--- Begin Dataset content ---
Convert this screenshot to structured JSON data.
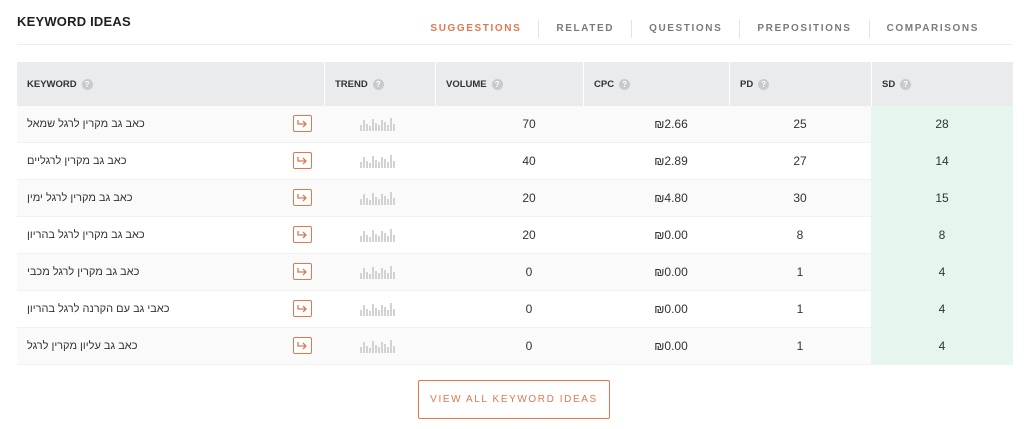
{
  "header": {
    "title": "KEYWORD IDEAS",
    "tabs": [
      {
        "label": "SUGGESTIONS",
        "active": true
      },
      {
        "label": "RELATED",
        "active": false
      },
      {
        "label": "QUESTIONS",
        "active": false
      },
      {
        "label": "PREPOSITIONS",
        "active": false
      },
      {
        "label": "COMPARISONS",
        "active": false
      }
    ]
  },
  "table": {
    "columns": {
      "keyword": "KEYWORD",
      "trend": "TREND",
      "volume": "VOLUME",
      "cpc": "CPC",
      "pd": "PD",
      "sd": "SD"
    },
    "help_glyph": "?",
    "rows": [
      {
        "keyword": "כאב גב מקרין לרגל שמאל",
        "volume": "70",
        "cpc": "₪2.66",
        "pd": "25",
        "sd": "28"
      },
      {
        "keyword": "כאב גב מקרין לרגליים",
        "volume": "40",
        "cpc": "₪2.89",
        "pd": "27",
        "sd": "14"
      },
      {
        "keyword": "כאב גב מקרין לרגל ימין",
        "volume": "20",
        "cpc": "₪4.80",
        "pd": "30",
        "sd": "15"
      },
      {
        "keyword": "כאב גב מקרין לרגל בהריון",
        "volume": "20",
        "cpc": "₪0.00",
        "pd": "8",
        "sd": "8"
      },
      {
        "keyword": "כאב גב מקרין לרגל מכבי",
        "volume": "0",
        "cpc": "₪0.00",
        "pd": "1",
        "sd": "4"
      },
      {
        "keyword": "כאבי גב עם הקרנה לרגל בהריון",
        "volume": "0",
        "cpc": "₪0.00",
        "pd": "1",
        "sd": "4"
      },
      {
        "keyword": "כאב גב עליון מקרין לרגל",
        "volume": "0",
        "cpc": "₪0.00",
        "pd": "1",
        "sd": "4"
      }
    ],
    "trend_icon": "sparkline-icon",
    "row_action_icon": "open-arrow-icon"
  },
  "footer": {
    "view_all_label": "VIEW ALL KEYWORD IDEAS"
  },
  "colors": {
    "accent": "#e2774f",
    "sd_highlight": "#e6f6ee",
    "header_bg": "#e9ebec"
  }
}
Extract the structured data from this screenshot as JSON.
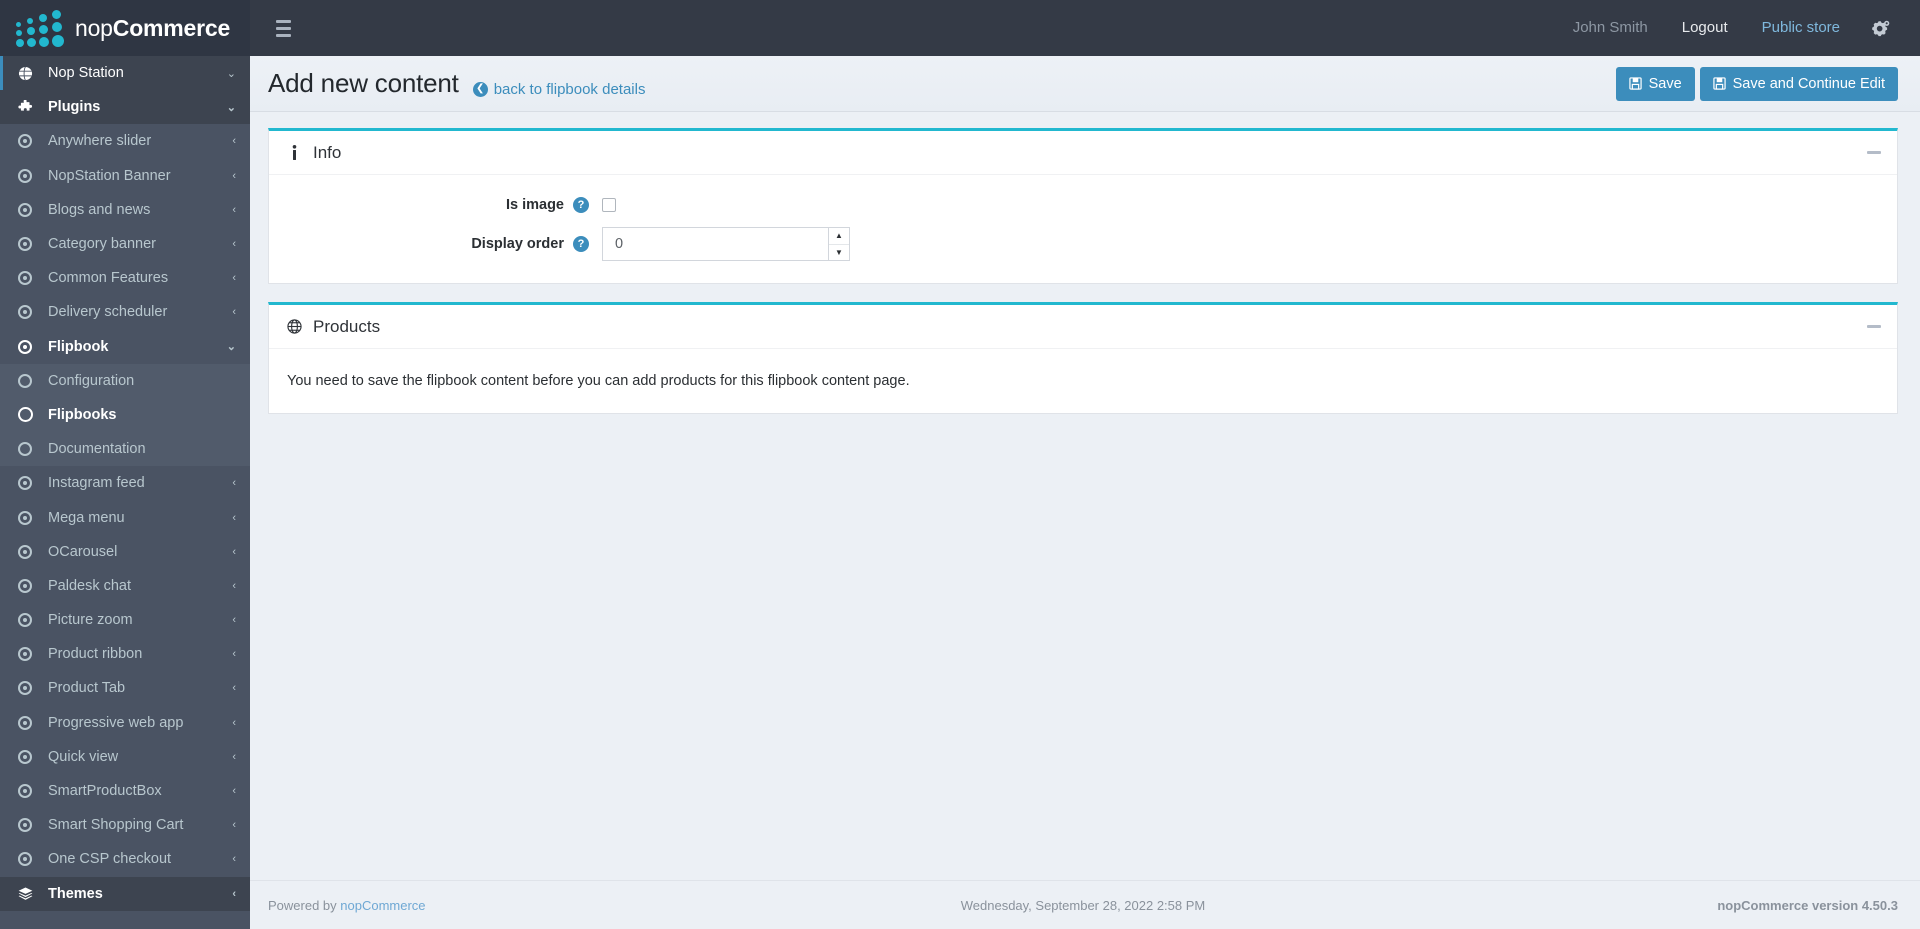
{
  "brand": {
    "name_light": "nop",
    "name_bold": "Commerce"
  },
  "topbar": {
    "hamburger": "menu-icon",
    "user": "John Smith",
    "logout": "Logout",
    "public_store": "Public store",
    "gear": "gears-icon"
  },
  "page": {
    "title": "Add new content",
    "back_link": "back to flipbook details",
    "save": "Save",
    "save_continue": "Save and Continue Edit"
  },
  "sidebar": {
    "items": [
      {
        "label": "Nop Station",
        "icon": "globe-icon",
        "state": "active-top",
        "caret": "⌄",
        "level": "top"
      },
      {
        "label": "Plugins",
        "icon": "puzzle-icon",
        "state": "header",
        "caret": "⌄",
        "level": "top"
      },
      {
        "label": "Anywhere slider",
        "icon": "circle-dot-icon",
        "state": "normal",
        "caret": "‹",
        "level": "sub"
      },
      {
        "label": "NopStation Banner",
        "icon": "circle-dot-icon",
        "state": "normal",
        "caret": "‹",
        "level": "sub"
      },
      {
        "label": "Blogs and news",
        "icon": "circle-dot-icon",
        "state": "normal",
        "caret": "‹",
        "level": "sub"
      },
      {
        "label": "Category banner",
        "icon": "circle-dot-icon",
        "state": "normal",
        "caret": "‹",
        "level": "sub"
      },
      {
        "label": "Common Features",
        "icon": "circle-dot-icon",
        "state": "normal",
        "caret": "‹",
        "level": "sub"
      },
      {
        "label": "Delivery scheduler",
        "icon": "circle-dot-icon",
        "state": "normal",
        "caret": "‹",
        "level": "sub"
      },
      {
        "label": "Flipbook",
        "icon": "circle-dot-icon",
        "state": "bold",
        "caret": "⌄",
        "level": "sub"
      },
      {
        "label": "Configuration",
        "icon": "circle-open-icon",
        "state": "alt",
        "caret": "",
        "level": "sub2"
      },
      {
        "label": "Flipbooks",
        "icon": "circle-open-icon",
        "state": "alt-bold",
        "caret": "",
        "level": "sub2"
      },
      {
        "label": "Documentation",
        "icon": "circle-open-icon",
        "state": "alt",
        "caret": "",
        "level": "sub2"
      },
      {
        "label": "Instagram feed",
        "icon": "circle-dot-icon",
        "state": "normal",
        "caret": "‹",
        "level": "sub"
      },
      {
        "label": "Mega menu",
        "icon": "circle-dot-icon",
        "state": "normal",
        "caret": "‹",
        "level": "sub"
      },
      {
        "label": "OCarousel",
        "icon": "circle-dot-icon",
        "state": "normal",
        "caret": "‹",
        "level": "sub"
      },
      {
        "label": "Paldesk chat",
        "icon": "circle-dot-icon",
        "state": "normal",
        "caret": "‹",
        "level": "sub"
      },
      {
        "label": "Picture zoom",
        "icon": "circle-dot-icon",
        "state": "normal",
        "caret": "‹",
        "level": "sub"
      },
      {
        "label": "Product ribbon",
        "icon": "circle-dot-icon",
        "state": "normal",
        "caret": "‹",
        "level": "sub"
      },
      {
        "label": "Product Tab",
        "icon": "circle-dot-icon",
        "state": "normal",
        "caret": "‹",
        "level": "sub"
      },
      {
        "label": "Progressive web app",
        "icon": "circle-dot-icon",
        "state": "normal",
        "caret": "‹",
        "level": "sub"
      },
      {
        "label": "Quick view",
        "icon": "circle-dot-icon",
        "state": "normal",
        "caret": "‹",
        "level": "sub"
      },
      {
        "label": "SmartProductBox",
        "icon": "circle-dot-icon",
        "state": "normal",
        "caret": "‹",
        "level": "sub"
      },
      {
        "label": "Smart Shopping Cart",
        "icon": "circle-dot-icon",
        "state": "normal",
        "caret": "‹",
        "level": "sub"
      },
      {
        "label": "One CSP checkout",
        "icon": "circle-dot-icon",
        "state": "normal",
        "caret": "‹",
        "level": "sub"
      },
      {
        "label": "Themes",
        "icon": "layers-icon",
        "state": "header",
        "caret": "‹",
        "level": "top"
      }
    ]
  },
  "info_panel": {
    "title": "Info",
    "icon": "info-icon",
    "is_image_label": "Is image",
    "is_image_checked": false,
    "display_order_label": "Display order",
    "display_order_value": "0"
  },
  "products_panel": {
    "title": "Products",
    "icon": "globe-icon",
    "message": "You need to save the flipbook content before you can add products for this flipbook content page."
  },
  "footer": {
    "powered_by": "Powered by ",
    "powered_link": "nopCommerce",
    "date": "Wednesday, September 28, 2022 2:58 PM",
    "version": "nopCommerce version 4.50.3"
  },
  "colors": {
    "accent": "#3c8dbc",
    "panel_top": "#22b8cf",
    "sidebar_bg": "#4a5363",
    "topbar_bg": "#343a46"
  }
}
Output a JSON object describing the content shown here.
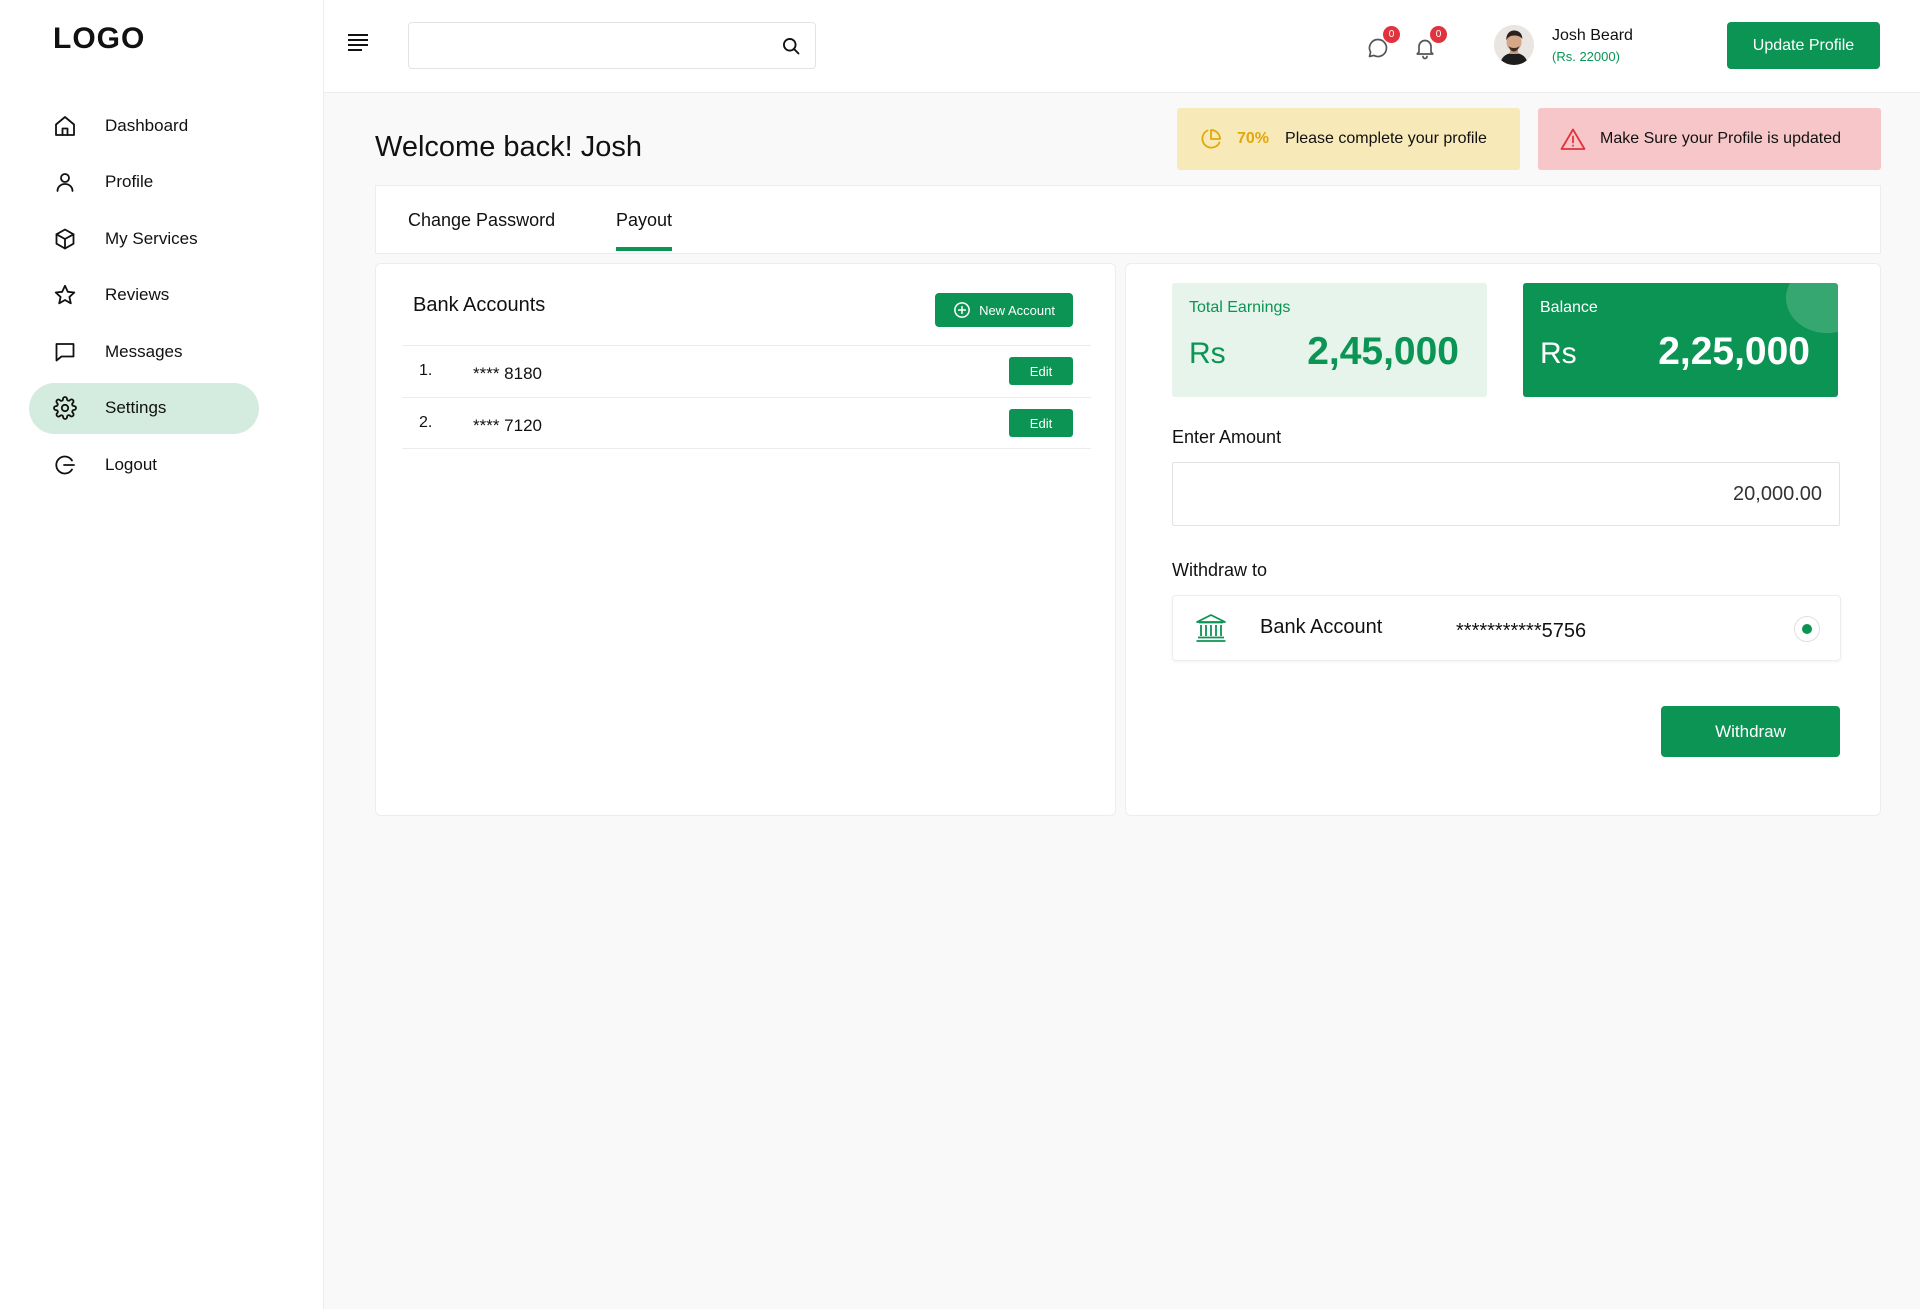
--- End Dataset content ---
**Requirements**.
Copy out every line from the data above that has "menu" in it.

**Right answer**.
    "hamburger": "menu-icon",
        "label": "Mega menu",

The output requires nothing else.